DATASET RECORDS.
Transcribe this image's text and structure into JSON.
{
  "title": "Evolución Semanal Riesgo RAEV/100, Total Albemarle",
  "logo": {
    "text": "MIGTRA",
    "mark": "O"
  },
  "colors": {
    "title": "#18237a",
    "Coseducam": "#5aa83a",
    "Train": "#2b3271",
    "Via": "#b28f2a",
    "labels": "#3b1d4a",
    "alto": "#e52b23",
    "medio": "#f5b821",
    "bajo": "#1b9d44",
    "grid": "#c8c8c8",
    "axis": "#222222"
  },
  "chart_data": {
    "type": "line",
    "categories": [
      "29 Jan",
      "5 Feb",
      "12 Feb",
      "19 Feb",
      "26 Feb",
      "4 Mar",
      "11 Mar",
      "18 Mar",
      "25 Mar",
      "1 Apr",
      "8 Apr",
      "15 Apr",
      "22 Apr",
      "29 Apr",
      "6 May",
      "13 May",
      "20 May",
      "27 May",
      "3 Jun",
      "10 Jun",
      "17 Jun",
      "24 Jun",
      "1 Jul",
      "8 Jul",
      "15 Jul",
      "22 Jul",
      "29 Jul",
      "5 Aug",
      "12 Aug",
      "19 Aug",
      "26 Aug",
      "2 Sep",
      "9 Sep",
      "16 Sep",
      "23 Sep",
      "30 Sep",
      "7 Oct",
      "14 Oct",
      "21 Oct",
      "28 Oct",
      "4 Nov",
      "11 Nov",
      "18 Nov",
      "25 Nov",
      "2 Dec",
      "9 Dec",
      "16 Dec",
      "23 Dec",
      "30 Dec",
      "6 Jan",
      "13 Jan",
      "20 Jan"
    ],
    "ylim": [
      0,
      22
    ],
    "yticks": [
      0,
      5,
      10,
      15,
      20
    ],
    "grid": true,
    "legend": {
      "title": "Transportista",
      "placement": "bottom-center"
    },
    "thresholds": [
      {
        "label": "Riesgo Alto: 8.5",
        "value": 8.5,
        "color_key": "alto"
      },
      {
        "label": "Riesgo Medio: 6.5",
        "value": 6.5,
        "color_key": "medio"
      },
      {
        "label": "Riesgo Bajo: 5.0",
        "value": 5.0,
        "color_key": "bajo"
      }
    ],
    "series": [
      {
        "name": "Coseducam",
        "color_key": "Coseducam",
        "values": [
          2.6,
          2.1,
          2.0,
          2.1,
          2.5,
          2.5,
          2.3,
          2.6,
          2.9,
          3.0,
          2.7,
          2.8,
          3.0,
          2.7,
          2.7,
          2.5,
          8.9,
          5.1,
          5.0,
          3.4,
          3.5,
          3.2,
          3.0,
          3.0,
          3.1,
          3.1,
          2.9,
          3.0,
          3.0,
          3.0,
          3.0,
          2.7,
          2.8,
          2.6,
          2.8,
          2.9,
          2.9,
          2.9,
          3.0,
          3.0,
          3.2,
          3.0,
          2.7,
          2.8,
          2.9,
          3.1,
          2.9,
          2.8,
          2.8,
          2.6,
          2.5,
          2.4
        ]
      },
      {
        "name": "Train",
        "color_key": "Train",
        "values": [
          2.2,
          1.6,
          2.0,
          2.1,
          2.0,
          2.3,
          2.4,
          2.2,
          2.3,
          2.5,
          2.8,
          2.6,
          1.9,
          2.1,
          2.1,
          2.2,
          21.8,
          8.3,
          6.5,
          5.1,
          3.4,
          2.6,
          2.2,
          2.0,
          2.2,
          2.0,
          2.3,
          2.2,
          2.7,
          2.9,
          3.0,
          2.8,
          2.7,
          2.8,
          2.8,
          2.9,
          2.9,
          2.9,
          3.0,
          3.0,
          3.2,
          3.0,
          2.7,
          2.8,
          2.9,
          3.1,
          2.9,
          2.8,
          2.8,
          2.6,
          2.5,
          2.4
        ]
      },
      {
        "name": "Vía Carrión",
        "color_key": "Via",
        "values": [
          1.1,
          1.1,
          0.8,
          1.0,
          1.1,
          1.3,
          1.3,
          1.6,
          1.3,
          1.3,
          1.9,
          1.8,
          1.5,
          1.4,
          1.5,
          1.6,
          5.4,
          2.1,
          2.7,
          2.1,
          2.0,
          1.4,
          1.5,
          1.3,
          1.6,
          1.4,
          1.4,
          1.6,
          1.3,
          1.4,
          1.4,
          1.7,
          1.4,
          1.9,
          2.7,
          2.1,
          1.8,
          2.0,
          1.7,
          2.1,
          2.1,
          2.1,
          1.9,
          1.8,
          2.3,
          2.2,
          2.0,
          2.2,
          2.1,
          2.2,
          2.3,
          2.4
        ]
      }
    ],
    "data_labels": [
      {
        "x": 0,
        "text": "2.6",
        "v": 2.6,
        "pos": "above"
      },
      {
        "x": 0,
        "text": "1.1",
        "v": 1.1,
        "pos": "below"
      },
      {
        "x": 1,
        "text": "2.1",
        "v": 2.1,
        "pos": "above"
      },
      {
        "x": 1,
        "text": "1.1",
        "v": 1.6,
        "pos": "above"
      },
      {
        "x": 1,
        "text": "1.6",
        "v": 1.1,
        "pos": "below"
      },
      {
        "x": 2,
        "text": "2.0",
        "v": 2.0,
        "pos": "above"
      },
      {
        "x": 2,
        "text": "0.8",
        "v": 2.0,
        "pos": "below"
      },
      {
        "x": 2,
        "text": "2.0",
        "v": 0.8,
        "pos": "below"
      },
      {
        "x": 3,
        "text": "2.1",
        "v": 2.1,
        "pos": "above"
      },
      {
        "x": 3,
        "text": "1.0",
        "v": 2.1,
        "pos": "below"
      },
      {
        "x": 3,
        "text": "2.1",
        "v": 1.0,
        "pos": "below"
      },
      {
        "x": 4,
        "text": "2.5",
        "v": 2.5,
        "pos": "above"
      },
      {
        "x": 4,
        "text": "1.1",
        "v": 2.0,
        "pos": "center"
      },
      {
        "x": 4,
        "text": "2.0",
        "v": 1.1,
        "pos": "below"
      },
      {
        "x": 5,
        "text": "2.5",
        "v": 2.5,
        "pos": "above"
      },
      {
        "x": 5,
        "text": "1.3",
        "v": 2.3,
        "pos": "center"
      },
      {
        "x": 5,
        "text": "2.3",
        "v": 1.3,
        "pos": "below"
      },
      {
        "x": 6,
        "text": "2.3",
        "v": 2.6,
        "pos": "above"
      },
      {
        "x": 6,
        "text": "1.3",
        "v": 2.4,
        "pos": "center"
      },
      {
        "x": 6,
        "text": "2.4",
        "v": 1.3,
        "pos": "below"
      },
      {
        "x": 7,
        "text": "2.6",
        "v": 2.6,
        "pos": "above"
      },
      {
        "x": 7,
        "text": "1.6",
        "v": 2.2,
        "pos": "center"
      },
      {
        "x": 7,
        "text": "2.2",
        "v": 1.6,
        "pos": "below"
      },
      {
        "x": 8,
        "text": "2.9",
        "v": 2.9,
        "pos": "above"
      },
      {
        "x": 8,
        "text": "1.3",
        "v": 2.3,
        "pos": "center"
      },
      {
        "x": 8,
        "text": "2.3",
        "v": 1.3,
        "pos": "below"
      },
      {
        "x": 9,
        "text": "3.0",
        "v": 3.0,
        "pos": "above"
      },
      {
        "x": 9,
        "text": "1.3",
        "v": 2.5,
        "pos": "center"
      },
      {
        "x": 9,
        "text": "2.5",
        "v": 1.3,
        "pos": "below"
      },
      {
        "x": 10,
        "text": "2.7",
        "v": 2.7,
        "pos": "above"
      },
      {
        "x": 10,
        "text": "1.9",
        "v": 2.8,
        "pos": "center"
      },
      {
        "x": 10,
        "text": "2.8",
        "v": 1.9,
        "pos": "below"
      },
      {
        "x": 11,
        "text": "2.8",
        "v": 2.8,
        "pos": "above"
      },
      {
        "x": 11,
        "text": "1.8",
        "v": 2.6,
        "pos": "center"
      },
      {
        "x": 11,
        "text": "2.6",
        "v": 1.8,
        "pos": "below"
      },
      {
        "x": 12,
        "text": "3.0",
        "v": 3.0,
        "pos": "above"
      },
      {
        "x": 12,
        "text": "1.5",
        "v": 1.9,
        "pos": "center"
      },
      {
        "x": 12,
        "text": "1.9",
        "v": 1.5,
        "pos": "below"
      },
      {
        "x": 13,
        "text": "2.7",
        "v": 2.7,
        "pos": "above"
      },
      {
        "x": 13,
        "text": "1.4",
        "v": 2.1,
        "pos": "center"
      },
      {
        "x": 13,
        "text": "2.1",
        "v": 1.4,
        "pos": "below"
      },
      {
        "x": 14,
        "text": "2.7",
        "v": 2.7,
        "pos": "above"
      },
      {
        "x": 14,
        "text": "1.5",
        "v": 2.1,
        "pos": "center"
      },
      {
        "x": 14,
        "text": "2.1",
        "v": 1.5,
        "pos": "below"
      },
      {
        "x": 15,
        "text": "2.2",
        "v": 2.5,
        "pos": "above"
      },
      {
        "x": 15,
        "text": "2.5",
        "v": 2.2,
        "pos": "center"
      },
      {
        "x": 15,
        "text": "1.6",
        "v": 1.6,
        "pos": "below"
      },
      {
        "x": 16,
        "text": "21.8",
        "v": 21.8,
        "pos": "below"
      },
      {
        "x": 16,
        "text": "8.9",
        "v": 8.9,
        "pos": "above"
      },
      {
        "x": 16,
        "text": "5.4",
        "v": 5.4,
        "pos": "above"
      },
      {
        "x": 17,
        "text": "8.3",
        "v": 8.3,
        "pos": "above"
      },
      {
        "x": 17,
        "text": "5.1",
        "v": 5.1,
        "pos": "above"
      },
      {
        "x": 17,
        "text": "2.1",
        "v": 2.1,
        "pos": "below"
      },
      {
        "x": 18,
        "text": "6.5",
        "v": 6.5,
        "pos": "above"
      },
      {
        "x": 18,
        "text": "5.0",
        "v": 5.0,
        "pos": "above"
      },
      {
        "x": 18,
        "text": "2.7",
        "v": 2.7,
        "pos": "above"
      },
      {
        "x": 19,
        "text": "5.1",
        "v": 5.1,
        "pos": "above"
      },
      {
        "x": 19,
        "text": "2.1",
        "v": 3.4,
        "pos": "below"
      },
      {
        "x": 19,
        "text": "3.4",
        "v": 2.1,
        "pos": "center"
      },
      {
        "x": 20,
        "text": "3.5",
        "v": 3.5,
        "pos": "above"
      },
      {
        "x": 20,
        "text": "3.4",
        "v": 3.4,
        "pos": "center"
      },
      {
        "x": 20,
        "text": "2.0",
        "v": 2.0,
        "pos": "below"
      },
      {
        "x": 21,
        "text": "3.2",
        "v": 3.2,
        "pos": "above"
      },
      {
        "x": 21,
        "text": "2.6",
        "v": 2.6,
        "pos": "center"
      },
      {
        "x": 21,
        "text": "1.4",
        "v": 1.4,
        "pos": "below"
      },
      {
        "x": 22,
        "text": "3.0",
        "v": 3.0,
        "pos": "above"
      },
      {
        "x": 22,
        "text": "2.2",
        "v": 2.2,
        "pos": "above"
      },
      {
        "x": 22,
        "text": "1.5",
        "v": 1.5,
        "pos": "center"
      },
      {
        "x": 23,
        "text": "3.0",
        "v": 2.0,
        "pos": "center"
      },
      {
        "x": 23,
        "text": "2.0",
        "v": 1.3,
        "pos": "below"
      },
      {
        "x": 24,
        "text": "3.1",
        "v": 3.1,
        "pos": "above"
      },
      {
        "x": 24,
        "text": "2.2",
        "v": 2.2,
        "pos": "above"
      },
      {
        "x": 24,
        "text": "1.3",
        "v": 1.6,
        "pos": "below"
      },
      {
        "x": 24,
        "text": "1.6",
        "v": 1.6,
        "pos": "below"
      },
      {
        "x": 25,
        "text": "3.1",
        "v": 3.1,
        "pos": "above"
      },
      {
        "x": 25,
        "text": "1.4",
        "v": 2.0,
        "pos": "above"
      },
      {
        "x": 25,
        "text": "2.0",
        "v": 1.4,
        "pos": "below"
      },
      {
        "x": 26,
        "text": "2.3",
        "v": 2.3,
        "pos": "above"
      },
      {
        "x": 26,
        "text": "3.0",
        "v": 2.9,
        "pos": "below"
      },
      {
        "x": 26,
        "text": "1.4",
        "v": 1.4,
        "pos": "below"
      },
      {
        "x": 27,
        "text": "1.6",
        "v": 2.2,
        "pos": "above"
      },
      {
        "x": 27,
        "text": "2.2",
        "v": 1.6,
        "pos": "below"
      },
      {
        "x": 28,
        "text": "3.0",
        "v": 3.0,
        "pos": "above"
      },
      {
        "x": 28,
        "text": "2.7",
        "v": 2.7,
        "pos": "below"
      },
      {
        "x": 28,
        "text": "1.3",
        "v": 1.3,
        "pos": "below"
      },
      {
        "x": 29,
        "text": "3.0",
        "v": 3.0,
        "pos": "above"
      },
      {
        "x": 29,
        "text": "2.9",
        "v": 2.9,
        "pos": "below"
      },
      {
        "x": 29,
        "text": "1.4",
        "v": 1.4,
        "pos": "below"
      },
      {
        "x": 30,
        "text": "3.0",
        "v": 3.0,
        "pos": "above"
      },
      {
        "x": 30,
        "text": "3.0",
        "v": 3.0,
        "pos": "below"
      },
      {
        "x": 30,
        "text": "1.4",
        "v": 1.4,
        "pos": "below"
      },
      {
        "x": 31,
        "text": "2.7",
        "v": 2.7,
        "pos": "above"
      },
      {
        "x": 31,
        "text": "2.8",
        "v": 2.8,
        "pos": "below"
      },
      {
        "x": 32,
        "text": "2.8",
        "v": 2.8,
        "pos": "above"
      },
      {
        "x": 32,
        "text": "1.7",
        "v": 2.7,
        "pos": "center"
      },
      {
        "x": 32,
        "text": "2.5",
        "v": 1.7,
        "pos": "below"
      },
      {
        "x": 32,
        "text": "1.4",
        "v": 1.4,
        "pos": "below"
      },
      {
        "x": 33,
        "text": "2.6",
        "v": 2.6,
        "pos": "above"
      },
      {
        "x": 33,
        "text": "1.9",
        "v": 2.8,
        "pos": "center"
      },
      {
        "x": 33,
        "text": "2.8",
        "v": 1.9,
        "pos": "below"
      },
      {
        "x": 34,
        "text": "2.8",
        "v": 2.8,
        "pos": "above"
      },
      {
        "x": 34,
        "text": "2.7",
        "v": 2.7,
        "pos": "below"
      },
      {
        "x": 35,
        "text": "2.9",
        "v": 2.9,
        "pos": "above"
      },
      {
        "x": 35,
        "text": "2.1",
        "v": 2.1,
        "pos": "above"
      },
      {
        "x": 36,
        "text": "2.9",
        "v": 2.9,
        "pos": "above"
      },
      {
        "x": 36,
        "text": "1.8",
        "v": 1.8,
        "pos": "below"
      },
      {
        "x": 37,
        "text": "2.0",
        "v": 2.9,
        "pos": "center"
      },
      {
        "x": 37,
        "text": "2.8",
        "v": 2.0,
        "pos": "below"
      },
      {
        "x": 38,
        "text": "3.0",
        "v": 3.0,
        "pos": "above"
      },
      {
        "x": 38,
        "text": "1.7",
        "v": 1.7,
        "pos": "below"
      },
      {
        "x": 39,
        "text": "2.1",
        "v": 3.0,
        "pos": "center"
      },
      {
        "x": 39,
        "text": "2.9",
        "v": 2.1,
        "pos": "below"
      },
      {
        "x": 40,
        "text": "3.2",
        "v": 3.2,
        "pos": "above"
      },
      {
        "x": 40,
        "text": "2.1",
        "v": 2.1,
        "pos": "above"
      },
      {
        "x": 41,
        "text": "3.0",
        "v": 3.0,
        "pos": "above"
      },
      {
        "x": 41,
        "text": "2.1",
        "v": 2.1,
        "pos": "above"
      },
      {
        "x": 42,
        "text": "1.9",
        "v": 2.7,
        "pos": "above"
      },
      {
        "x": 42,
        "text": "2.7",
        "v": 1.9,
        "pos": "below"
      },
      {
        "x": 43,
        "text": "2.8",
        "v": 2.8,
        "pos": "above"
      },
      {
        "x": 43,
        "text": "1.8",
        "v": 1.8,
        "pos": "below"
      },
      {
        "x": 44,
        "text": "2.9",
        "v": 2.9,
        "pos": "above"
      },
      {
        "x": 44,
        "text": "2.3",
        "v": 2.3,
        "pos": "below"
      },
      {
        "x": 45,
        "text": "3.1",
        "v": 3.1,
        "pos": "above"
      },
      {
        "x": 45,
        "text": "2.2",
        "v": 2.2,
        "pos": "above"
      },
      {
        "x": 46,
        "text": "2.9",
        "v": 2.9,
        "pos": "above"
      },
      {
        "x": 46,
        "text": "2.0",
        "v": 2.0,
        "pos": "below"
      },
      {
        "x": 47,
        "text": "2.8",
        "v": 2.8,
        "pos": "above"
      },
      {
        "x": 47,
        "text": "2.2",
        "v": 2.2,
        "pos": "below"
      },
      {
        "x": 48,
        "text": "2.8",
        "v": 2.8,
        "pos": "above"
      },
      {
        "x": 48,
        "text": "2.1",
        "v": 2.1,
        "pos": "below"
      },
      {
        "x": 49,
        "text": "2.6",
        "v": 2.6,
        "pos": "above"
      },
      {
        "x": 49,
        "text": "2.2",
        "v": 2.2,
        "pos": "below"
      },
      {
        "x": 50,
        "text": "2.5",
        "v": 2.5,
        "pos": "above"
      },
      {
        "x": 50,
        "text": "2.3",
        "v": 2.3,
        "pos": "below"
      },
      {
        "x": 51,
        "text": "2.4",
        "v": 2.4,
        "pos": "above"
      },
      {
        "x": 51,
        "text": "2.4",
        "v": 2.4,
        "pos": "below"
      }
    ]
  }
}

...

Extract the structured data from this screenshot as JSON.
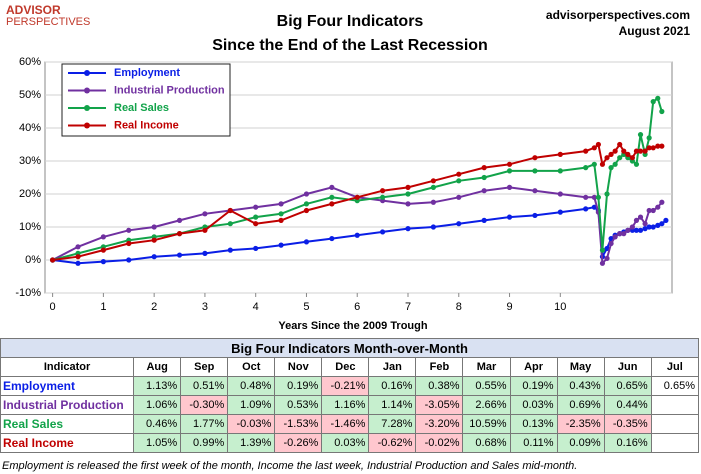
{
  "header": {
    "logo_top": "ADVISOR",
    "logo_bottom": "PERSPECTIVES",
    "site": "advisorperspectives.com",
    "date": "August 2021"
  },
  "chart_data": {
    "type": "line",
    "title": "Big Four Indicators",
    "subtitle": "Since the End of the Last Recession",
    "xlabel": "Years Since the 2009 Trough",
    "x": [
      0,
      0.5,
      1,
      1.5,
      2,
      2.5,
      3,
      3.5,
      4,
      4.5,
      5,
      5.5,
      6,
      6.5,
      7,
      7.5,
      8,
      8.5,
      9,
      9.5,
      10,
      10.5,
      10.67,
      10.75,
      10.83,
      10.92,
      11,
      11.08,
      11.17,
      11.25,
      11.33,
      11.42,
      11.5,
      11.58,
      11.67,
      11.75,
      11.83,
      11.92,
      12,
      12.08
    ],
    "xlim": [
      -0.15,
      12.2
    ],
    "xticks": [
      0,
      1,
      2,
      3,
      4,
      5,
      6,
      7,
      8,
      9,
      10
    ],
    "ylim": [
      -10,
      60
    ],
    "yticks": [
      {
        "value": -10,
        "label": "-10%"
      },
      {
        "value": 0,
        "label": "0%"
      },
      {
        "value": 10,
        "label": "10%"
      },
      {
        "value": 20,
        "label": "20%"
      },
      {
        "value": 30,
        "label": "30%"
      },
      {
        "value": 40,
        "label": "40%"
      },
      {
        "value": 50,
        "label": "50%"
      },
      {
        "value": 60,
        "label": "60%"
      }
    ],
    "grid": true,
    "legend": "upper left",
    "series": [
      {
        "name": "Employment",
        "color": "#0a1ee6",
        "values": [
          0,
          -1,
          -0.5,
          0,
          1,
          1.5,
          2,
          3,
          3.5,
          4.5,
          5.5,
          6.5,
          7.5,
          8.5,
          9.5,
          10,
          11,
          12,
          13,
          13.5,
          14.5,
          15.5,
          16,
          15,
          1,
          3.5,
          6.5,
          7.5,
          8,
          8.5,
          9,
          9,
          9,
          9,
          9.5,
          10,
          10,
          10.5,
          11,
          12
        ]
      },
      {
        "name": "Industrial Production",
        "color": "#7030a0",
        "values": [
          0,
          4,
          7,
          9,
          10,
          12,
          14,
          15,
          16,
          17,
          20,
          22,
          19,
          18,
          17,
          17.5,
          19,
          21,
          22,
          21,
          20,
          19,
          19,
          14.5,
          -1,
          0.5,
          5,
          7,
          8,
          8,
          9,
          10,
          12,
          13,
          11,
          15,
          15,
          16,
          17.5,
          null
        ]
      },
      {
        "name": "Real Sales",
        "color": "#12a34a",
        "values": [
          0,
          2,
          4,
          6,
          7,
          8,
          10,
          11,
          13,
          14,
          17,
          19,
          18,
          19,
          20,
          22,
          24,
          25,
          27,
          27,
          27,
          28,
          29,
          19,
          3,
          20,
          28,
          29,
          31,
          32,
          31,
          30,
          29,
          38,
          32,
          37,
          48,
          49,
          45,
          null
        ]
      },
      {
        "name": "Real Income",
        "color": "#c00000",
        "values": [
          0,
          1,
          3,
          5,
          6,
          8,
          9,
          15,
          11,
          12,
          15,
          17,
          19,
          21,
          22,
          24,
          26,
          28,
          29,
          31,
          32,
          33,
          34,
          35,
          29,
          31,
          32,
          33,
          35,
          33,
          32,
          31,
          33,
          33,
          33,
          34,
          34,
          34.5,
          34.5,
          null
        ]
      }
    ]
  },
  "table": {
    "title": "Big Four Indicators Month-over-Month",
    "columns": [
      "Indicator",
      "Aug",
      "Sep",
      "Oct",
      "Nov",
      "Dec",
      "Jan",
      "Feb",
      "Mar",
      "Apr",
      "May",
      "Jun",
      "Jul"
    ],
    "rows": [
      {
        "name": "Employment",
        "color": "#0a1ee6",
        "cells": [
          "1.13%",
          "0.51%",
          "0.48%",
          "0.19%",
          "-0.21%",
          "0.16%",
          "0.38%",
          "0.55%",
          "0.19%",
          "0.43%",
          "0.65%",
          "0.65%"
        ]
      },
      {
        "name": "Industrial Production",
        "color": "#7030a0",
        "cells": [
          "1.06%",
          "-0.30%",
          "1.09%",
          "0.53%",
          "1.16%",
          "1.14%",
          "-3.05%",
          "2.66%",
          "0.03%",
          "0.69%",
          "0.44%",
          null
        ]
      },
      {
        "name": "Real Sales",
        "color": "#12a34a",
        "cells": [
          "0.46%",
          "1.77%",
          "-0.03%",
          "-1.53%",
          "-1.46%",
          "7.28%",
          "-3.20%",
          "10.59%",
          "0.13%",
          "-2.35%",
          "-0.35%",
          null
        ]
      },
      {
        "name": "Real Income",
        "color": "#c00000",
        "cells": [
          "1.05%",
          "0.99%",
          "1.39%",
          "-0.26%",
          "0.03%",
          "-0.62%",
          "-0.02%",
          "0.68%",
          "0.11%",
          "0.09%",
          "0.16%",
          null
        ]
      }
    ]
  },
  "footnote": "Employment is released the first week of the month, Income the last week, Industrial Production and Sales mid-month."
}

YOUR GOAL. Your answer should be a single number: the count of lines in these records that hold the string "this".

CORRECT RESULT. 2